◆ **TASK PROMPT**
Restate the full listing word for word and leave the pictures out.

◆ **ROWS**
--------------------

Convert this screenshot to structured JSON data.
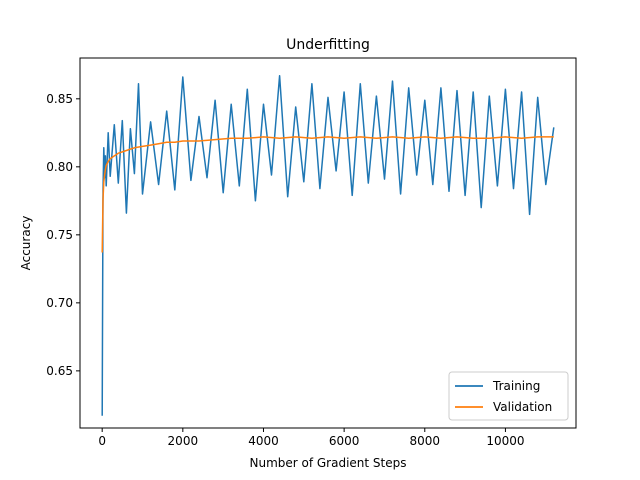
{
  "chart_data": {
    "type": "line",
    "title": "Underfitting",
    "xlabel": "Number of Gradient Steps",
    "ylabel": "Accuracy",
    "xlim": [
      -550,
      11750
    ],
    "ylim": [
      0.608,
      0.88
    ],
    "xticks": [
      0,
      2000,
      4000,
      6000,
      8000,
      10000
    ],
    "xtick_labels": [
      "0",
      "2000",
      "4000",
      "6000",
      "8000",
      "10000"
    ],
    "yticks": [
      0.65,
      0.7,
      0.75,
      0.8,
      0.85
    ],
    "ytick_labels": [
      "0.65",
      "0.70",
      "0.75",
      "0.80",
      "0.85"
    ],
    "grid": false,
    "legend_position": "lower-right",
    "series": [
      {
        "name": "Training",
        "color": "#1f77b4",
        "x": [
          0,
          20,
          40,
          60,
          80,
          100,
          150,
          200,
          300,
          400,
          500,
          600,
          700,
          800,
          900,
          1000,
          1200,
          1400,
          1600,
          1800,
          2000,
          2200,
          2400,
          2600,
          2800,
          3000,
          3200,
          3400,
          3600,
          3800,
          4000,
          4200,
          4400,
          4600,
          4800,
          5000,
          5200,
          5400,
          5600,
          5800,
          6000,
          6200,
          6400,
          6600,
          6800,
          7000,
          7200,
          7400,
          7600,
          7800,
          8000,
          8200,
          8400,
          8600,
          8800,
          9000,
          9200,
          9400,
          9600,
          9800,
          10000,
          10200,
          10400,
          10600,
          10800,
          11000,
          11200
        ],
        "values": [
          0.617,
          0.782,
          0.814,
          0.792,
          0.808,
          0.786,
          0.825,
          0.793,
          0.831,
          0.788,
          0.834,
          0.766,
          0.828,
          0.795,
          0.861,
          0.78,
          0.833,
          0.787,
          0.841,
          0.783,
          0.866,
          0.79,
          0.837,
          0.792,
          0.849,
          0.781,
          0.846,
          0.786,
          0.857,
          0.775,
          0.846,
          0.794,
          0.867,
          0.778,
          0.844,
          0.789,
          0.861,
          0.784,
          0.851,
          0.797,
          0.855,
          0.779,
          0.861,
          0.788,
          0.852,
          0.791,
          0.863,
          0.78,
          0.858,
          0.794,
          0.849,
          0.787,
          0.858,
          0.782,
          0.856,
          0.779,
          0.855,
          0.77,
          0.852,
          0.786,
          0.857,
          0.784,
          0.855,
          0.765,
          0.851,
          0.787,
          0.829
        ]
      },
      {
        "name": "Validation",
        "color": "#ff7f0e",
        "x": [
          0,
          20,
          40,
          60,
          80,
          100,
          150,
          200,
          300,
          400,
          500,
          600,
          700,
          800,
          1000,
          1200,
          1400,
          1600,
          1800,
          2000,
          2400,
          2800,
          3200,
          3600,
          4000,
          4400,
          4800,
          5200,
          5600,
          6000,
          6400,
          6800,
          7200,
          7600,
          8000,
          8400,
          8800,
          9200,
          9600,
          10000,
          10400,
          10800,
          11200
        ],
        "values": [
          0.737,
          0.776,
          0.789,
          0.794,
          0.798,
          0.801,
          0.804,
          0.806,
          0.808,
          0.81,
          0.811,
          0.812,
          0.813,
          0.814,
          0.815,
          0.816,
          0.817,
          0.818,
          0.818,
          0.819,
          0.819,
          0.82,
          0.821,
          0.821,
          0.822,
          0.821,
          0.822,
          0.821,
          0.822,
          0.821,
          0.822,
          0.821,
          0.822,
          0.821,
          0.822,
          0.821,
          0.822,
          0.821,
          0.821,
          0.822,
          0.821,
          0.822,
          0.822
        ]
      }
    ]
  }
}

--------------------

◆ **ANSWER BELOW**
Convert this screenshot to structured JSON data.
{
  "chart_data": {
    "type": "line",
    "title": "Underfitting",
    "xlabel": "Number of Gradient Steps",
    "ylabel": "Accuracy",
    "xlim": [
      -550,
      11750
    ],
    "ylim": [
      0.608,
      0.88
    ],
    "xticks": [
      0,
      2000,
      4000,
      6000,
      8000,
      10000
    ],
    "xtick_labels": [
      "0",
      "2000",
      "4000",
      "6000",
      "8000",
      "10000"
    ],
    "yticks": [
      0.65,
      0.7,
      0.75,
      0.8,
      0.85
    ],
    "ytick_labels": [
      "0.65",
      "0.70",
      "0.75",
      "0.80",
      "0.85"
    ],
    "grid": false,
    "legend_position": "lower-right",
    "series": [
      {
        "name": "Training",
        "color": "#1f77b4",
        "x": [
          0,
          20,
          40,
          60,
          80,
          100,
          150,
          200,
          300,
          400,
          500,
          600,
          700,
          800,
          900,
          1000,
          1200,
          1400,
          1600,
          1800,
          2000,
          2200,
          2400,
          2600,
          2800,
          3000,
          3200,
          3400,
          3600,
          3800,
          4000,
          4200,
          4400,
          4600,
          4800,
          5000,
          5200,
          5400,
          5600,
          5800,
          6000,
          6200,
          6400,
          6600,
          6800,
          7000,
          7200,
          7400,
          7600,
          7800,
          8000,
          8200,
          8400,
          8600,
          8800,
          9000,
          9200,
          9400,
          9600,
          9800,
          10000,
          10200,
          10400,
          10600,
          10800,
          11000,
          11200
        ],
        "values": [
          0.617,
          0.782,
          0.814,
          0.792,
          0.808,
          0.786,
          0.825,
          0.793,
          0.831,
          0.788,
          0.834,
          0.766,
          0.828,
          0.795,
          0.861,
          0.78,
          0.833,
          0.787,
          0.841,
          0.783,
          0.866,
          0.79,
          0.837,
          0.792,
          0.849,
          0.781,
          0.846,
          0.786,
          0.857,
          0.775,
          0.846,
          0.794,
          0.867,
          0.778,
          0.844,
          0.789,
          0.861,
          0.784,
          0.851,
          0.797,
          0.855,
          0.779,
          0.861,
          0.788,
          0.852,
          0.791,
          0.863,
          0.78,
          0.858,
          0.794,
          0.849,
          0.787,
          0.858,
          0.782,
          0.856,
          0.779,
          0.855,
          0.77,
          0.852,
          0.786,
          0.857,
          0.784,
          0.855,
          0.765,
          0.851,
          0.787,
          0.829
        ]
      },
      {
        "name": "Validation",
        "color": "#ff7f0e",
        "x": [
          0,
          20,
          40,
          60,
          80,
          100,
          150,
          200,
          300,
          400,
          500,
          600,
          700,
          800,
          1000,
          1200,
          1400,
          1600,
          1800,
          2000,
          2400,
          2800,
          3200,
          3600,
          4000,
          4400,
          4800,
          5200,
          5600,
          6000,
          6400,
          6800,
          7200,
          7600,
          8000,
          8400,
          8800,
          9200,
          9600,
          10000,
          10400,
          10800,
          11200
        ],
        "values": [
          0.737,
          0.776,
          0.789,
          0.794,
          0.798,
          0.801,
          0.804,
          0.806,
          0.808,
          0.81,
          0.811,
          0.812,
          0.813,
          0.814,
          0.815,
          0.816,
          0.817,
          0.818,
          0.818,
          0.819,
          0.819,
          0.82,
          0.821,
          0.821,
          0.822,
          0.821,
          0.822,
          0.821,
          0.822,
          0.821,
          0.822,
          0.821,
          0.822,
          0.821,
          0.822,
          0.821,
          0.822,
          0.821,
          0.821,
          0.822,
          0.821,
          0.822,
          0.822
        ]
      }
    ]
  }
}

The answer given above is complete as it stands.